### REQUEST
Separate out the lines that hold "true".

Data entries:
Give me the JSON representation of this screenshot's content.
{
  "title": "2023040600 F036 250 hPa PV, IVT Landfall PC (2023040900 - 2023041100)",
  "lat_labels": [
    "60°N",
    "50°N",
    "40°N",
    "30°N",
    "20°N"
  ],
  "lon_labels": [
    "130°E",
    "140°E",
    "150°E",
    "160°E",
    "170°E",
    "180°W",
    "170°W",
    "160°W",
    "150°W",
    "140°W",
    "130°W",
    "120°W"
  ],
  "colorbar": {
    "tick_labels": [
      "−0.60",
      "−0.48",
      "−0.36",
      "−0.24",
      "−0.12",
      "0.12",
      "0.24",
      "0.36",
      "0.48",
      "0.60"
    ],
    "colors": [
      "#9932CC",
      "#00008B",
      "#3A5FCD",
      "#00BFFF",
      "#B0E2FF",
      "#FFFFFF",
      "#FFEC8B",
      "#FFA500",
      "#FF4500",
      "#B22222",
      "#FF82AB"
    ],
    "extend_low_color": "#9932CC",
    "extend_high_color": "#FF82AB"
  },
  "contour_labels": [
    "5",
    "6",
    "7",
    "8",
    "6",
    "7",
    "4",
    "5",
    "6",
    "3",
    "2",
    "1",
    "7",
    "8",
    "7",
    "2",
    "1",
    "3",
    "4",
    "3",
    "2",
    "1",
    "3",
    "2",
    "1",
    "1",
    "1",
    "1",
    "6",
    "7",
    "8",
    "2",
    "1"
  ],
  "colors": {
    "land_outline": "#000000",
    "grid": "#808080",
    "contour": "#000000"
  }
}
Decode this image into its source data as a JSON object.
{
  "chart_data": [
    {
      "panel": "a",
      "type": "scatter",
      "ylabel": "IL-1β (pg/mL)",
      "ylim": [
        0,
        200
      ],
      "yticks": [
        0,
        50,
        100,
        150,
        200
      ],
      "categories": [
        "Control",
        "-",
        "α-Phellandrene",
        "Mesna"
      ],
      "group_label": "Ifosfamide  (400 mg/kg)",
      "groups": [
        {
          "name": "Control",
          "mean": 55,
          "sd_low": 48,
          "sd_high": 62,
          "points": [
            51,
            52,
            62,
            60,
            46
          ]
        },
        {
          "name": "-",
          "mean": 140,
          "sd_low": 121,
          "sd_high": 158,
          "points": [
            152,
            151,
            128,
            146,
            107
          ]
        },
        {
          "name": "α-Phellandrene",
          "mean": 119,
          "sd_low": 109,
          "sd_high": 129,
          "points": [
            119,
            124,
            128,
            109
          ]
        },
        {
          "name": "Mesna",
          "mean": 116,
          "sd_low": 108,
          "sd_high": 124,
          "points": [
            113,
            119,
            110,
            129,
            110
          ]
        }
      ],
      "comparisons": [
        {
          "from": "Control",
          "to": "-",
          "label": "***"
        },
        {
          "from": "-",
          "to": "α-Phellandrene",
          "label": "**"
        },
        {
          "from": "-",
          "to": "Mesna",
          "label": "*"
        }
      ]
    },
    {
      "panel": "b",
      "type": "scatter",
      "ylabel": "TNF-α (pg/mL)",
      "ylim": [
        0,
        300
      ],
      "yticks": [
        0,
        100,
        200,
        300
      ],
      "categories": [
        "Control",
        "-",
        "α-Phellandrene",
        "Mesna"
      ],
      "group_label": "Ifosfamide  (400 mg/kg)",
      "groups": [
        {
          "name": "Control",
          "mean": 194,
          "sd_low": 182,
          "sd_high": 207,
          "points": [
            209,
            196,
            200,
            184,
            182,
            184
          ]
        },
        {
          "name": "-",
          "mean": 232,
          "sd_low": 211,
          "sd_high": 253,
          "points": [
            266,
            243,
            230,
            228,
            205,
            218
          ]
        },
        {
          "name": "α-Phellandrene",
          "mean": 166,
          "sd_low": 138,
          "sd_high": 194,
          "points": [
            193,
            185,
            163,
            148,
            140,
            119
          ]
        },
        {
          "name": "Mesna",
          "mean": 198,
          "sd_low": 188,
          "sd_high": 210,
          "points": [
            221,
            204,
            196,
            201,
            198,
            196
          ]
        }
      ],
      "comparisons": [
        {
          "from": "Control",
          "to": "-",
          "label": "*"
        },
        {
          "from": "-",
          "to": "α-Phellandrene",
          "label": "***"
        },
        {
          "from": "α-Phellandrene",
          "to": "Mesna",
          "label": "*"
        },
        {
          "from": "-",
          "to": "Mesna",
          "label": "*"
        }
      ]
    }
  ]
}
...
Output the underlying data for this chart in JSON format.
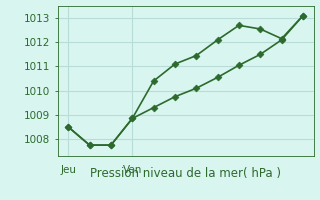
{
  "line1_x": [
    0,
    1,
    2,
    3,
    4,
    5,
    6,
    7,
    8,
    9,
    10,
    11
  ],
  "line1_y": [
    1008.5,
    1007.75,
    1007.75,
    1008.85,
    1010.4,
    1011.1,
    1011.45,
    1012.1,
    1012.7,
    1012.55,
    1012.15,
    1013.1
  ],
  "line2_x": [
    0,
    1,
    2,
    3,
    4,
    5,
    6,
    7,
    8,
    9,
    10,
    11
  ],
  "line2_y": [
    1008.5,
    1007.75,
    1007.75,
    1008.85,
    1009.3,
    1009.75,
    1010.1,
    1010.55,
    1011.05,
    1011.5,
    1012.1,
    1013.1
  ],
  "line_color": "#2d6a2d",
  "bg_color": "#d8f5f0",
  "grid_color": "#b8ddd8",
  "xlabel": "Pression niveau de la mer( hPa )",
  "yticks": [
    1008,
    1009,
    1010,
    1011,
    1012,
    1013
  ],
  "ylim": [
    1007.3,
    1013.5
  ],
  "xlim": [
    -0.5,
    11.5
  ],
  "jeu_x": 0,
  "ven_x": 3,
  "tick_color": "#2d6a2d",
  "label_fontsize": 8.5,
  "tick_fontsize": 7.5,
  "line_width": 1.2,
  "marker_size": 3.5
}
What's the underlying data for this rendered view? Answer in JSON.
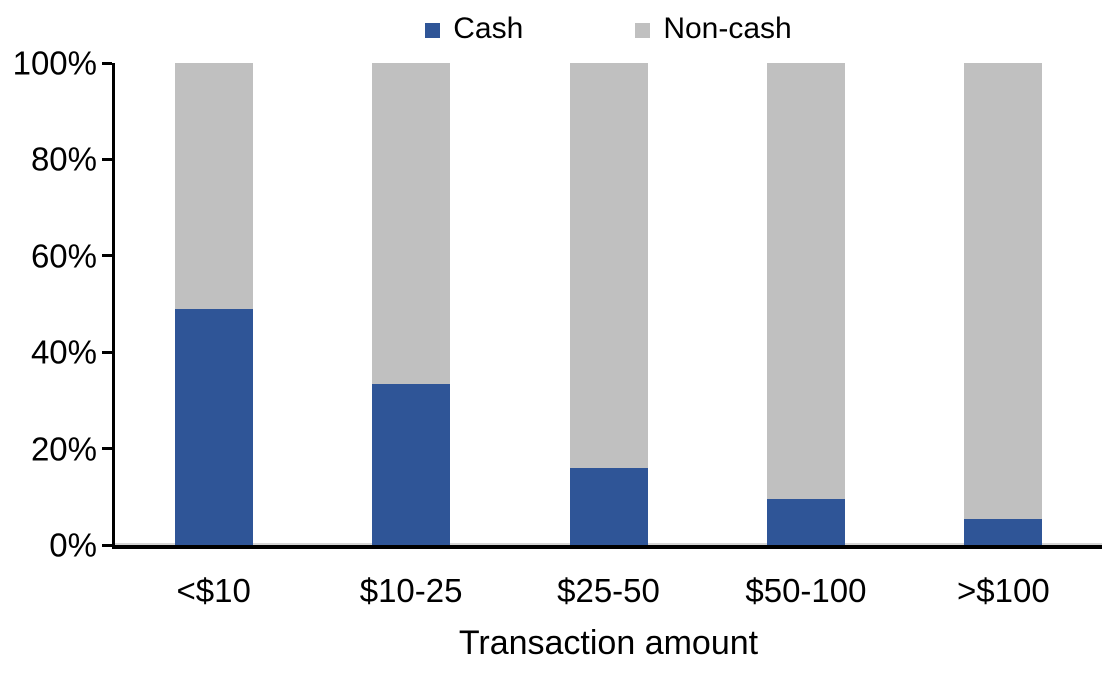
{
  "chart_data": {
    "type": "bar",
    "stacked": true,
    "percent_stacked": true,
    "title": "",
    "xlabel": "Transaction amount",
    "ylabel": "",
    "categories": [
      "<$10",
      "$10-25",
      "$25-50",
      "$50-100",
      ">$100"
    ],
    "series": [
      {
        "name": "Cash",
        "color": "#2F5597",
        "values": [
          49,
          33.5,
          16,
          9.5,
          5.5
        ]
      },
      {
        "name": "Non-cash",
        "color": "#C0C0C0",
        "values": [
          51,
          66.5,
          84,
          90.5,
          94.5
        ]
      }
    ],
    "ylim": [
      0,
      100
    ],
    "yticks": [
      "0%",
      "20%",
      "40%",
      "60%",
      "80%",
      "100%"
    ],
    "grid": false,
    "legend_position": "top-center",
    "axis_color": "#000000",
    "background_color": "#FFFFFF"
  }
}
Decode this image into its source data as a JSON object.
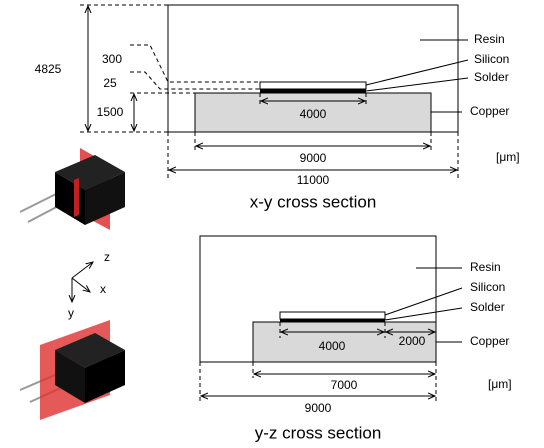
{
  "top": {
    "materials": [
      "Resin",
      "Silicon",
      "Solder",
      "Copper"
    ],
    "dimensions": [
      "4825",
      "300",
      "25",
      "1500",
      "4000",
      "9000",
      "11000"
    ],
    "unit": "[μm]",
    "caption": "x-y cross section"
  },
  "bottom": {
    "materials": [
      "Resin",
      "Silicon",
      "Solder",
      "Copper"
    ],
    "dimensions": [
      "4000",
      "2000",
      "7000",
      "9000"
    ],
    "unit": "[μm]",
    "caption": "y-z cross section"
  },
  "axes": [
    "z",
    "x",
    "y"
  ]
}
...
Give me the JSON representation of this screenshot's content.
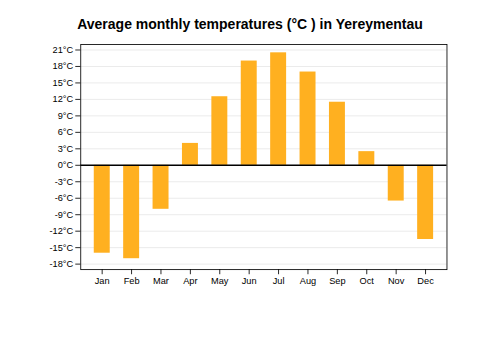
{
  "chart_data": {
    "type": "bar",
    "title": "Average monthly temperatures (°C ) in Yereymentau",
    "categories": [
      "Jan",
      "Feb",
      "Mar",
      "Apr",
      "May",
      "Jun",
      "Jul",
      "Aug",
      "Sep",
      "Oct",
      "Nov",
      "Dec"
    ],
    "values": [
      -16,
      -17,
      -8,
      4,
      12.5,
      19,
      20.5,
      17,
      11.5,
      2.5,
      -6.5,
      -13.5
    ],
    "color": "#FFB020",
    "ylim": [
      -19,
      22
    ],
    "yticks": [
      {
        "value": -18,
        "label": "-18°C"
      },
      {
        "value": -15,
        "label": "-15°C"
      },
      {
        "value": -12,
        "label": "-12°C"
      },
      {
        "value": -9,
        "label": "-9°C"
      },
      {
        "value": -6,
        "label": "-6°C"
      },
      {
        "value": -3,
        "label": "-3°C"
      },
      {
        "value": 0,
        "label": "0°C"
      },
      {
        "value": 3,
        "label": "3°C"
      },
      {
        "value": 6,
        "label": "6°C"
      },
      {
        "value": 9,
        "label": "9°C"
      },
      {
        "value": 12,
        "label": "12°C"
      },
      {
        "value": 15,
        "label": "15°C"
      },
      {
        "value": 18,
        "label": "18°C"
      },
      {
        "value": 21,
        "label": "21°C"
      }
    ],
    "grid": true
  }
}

### TASK RESULT
    "stacked": true,
    "percent_stacked": true,
    "grid": true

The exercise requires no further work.